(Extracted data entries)
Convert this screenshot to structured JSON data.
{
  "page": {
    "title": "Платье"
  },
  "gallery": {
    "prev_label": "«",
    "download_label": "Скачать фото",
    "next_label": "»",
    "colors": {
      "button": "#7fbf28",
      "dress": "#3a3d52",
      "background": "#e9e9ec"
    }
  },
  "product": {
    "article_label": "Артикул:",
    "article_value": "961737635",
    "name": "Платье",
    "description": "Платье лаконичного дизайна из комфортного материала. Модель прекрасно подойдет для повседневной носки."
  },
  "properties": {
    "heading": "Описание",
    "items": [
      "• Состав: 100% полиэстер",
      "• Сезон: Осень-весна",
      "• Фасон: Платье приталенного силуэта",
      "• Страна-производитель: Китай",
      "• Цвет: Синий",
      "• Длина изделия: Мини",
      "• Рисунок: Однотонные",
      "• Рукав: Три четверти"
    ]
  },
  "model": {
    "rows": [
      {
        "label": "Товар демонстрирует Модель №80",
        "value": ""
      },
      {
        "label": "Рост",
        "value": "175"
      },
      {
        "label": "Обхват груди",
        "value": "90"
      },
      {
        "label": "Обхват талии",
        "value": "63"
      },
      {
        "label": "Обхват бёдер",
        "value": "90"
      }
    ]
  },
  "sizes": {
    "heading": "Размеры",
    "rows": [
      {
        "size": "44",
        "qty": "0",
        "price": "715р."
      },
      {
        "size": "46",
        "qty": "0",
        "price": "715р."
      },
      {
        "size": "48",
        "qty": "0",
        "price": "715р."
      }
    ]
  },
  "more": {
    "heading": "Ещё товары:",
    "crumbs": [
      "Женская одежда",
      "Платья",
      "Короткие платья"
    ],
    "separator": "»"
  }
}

__TASK DETAILS__
Give every line of the material that includes the string "Обхват".

__ANSWER TO THIS TASK__
        "label": "Обхват груди",
        "label": "Обхват талии",
        "label": "Обхват бёдер",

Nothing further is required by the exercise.